## Record excerpts:

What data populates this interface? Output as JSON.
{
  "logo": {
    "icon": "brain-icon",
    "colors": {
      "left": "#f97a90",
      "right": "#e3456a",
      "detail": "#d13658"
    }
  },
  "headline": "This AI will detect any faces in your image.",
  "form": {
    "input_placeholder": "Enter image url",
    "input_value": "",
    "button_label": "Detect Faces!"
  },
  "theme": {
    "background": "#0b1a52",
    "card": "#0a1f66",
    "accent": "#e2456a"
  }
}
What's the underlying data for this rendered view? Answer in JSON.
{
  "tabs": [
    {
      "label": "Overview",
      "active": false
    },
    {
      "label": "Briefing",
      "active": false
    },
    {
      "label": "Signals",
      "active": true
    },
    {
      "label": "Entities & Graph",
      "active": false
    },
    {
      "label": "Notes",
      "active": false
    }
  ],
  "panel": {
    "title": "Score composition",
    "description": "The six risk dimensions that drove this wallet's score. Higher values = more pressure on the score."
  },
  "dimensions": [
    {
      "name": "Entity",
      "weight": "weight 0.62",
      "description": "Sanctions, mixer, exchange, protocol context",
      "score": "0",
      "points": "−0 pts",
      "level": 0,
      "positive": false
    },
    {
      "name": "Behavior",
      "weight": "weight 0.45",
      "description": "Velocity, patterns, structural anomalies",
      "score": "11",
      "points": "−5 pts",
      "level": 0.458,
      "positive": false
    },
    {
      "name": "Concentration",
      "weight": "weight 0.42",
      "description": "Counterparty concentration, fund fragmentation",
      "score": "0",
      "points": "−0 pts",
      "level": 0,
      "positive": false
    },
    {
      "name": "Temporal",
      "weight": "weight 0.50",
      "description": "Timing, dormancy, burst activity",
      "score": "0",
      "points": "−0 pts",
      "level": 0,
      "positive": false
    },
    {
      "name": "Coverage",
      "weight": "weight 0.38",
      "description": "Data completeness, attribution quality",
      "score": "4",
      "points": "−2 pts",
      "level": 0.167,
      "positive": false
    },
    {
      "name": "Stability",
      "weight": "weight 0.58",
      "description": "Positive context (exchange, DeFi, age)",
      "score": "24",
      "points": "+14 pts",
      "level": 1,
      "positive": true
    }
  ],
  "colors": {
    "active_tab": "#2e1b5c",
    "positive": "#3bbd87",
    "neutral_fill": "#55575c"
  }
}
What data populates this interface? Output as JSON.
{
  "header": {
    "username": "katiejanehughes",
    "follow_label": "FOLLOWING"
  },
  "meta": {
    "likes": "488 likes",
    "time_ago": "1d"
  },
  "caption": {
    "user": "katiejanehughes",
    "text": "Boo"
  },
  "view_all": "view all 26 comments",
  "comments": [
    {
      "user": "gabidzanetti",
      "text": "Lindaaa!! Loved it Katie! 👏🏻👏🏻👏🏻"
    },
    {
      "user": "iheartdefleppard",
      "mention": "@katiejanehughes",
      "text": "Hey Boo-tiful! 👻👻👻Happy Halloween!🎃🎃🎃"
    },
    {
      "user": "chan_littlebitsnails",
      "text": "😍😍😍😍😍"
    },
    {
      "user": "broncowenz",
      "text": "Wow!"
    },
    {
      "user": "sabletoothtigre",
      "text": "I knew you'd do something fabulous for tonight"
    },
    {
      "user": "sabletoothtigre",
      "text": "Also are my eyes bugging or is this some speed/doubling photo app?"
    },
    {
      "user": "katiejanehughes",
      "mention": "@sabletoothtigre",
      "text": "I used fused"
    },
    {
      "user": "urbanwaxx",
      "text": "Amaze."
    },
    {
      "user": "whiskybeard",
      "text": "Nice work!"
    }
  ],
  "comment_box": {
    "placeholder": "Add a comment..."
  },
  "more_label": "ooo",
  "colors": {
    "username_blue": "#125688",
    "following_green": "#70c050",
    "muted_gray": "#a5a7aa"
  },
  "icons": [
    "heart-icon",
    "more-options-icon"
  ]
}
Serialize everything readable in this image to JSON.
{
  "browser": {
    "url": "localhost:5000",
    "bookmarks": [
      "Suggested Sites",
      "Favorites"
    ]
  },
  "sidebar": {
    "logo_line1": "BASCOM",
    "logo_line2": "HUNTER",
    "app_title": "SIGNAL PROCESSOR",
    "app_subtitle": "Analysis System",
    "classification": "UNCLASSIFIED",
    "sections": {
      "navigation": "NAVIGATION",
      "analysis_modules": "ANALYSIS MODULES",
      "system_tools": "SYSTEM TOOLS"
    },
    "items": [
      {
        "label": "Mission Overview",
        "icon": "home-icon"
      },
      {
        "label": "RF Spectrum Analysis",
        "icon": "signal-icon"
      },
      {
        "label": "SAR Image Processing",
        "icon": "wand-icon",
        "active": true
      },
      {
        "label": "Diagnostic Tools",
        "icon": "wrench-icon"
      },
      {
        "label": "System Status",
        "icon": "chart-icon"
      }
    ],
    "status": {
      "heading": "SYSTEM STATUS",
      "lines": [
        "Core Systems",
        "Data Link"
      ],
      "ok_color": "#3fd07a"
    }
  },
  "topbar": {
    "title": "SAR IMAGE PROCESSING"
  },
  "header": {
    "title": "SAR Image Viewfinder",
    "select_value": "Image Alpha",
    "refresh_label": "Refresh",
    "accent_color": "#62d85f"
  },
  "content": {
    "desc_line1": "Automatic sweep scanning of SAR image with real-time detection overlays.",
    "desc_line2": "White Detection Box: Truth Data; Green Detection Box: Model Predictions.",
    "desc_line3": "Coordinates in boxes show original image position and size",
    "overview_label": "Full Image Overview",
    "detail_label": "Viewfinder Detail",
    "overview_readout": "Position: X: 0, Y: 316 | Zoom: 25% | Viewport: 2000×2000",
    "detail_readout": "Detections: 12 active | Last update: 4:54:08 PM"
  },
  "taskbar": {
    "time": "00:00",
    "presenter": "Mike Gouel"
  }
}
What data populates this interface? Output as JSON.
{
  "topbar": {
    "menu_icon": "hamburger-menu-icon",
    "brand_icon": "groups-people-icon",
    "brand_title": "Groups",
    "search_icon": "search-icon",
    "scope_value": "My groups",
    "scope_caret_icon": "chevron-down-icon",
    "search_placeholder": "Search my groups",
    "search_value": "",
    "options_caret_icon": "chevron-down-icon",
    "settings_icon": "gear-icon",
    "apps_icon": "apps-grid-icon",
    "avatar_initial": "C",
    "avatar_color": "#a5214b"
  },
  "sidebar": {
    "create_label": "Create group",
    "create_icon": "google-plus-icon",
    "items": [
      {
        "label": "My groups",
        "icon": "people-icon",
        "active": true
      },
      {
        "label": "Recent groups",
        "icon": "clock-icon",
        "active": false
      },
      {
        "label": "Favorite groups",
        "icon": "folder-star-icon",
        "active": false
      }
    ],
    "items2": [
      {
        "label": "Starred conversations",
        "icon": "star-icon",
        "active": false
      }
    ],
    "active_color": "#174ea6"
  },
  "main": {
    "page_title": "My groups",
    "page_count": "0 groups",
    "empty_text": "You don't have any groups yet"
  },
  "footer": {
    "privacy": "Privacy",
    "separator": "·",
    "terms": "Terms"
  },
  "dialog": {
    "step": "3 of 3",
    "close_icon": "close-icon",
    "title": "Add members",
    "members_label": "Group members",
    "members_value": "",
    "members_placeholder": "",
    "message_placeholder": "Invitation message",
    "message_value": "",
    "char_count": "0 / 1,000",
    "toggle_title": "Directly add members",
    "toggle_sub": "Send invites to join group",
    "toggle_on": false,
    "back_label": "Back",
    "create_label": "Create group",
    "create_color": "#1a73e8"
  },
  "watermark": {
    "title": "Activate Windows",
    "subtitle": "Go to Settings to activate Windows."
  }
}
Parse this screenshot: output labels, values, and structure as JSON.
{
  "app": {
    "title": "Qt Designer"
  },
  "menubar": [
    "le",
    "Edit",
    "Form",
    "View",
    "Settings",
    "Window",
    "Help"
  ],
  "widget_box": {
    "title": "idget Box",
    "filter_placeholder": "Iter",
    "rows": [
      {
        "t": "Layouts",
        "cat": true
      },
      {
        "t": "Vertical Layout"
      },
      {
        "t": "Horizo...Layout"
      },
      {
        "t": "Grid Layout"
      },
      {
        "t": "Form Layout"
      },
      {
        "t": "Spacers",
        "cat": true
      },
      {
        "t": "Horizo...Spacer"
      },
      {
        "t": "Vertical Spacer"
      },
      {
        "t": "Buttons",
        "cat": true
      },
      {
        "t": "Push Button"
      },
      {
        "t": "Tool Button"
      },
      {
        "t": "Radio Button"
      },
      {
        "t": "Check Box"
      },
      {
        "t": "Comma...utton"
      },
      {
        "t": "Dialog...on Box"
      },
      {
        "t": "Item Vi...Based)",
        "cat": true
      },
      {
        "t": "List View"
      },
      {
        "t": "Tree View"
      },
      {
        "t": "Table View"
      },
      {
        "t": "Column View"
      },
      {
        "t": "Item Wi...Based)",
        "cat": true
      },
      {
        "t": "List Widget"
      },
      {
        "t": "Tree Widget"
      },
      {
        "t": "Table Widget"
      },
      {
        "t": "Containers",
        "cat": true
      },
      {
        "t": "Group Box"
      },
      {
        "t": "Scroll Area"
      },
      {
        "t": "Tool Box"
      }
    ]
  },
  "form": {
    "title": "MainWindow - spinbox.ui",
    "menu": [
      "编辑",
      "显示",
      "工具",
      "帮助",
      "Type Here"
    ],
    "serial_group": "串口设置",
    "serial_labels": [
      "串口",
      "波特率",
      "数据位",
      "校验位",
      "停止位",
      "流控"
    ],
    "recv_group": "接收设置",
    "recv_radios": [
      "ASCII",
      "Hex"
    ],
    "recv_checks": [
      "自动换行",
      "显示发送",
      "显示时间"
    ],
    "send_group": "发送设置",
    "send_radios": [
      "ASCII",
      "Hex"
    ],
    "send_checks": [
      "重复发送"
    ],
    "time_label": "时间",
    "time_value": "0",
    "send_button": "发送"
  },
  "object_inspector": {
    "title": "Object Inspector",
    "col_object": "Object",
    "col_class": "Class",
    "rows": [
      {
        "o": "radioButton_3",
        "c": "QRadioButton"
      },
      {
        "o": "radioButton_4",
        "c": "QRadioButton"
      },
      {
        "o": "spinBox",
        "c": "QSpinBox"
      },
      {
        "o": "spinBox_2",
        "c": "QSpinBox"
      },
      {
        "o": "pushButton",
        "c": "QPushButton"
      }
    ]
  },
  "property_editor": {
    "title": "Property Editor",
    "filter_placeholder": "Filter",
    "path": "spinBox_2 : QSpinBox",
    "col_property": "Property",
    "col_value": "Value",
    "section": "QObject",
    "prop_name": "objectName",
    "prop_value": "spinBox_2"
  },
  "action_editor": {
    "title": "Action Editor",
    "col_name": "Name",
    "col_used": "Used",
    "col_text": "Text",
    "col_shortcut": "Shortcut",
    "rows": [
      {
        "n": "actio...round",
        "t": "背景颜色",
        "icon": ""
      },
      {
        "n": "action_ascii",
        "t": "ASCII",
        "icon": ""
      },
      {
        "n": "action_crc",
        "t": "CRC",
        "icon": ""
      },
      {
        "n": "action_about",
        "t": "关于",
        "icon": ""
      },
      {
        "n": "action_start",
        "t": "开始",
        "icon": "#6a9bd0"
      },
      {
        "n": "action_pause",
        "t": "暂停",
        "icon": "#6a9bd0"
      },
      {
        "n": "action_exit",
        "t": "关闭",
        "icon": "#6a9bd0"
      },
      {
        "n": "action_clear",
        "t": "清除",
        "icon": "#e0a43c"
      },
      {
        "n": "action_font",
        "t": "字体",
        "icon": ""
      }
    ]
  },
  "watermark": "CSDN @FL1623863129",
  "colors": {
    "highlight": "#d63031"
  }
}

## To be done:
Each line that contains the string "Windows" counts once; say how many there are and nothing else.

## Answer to the task:
2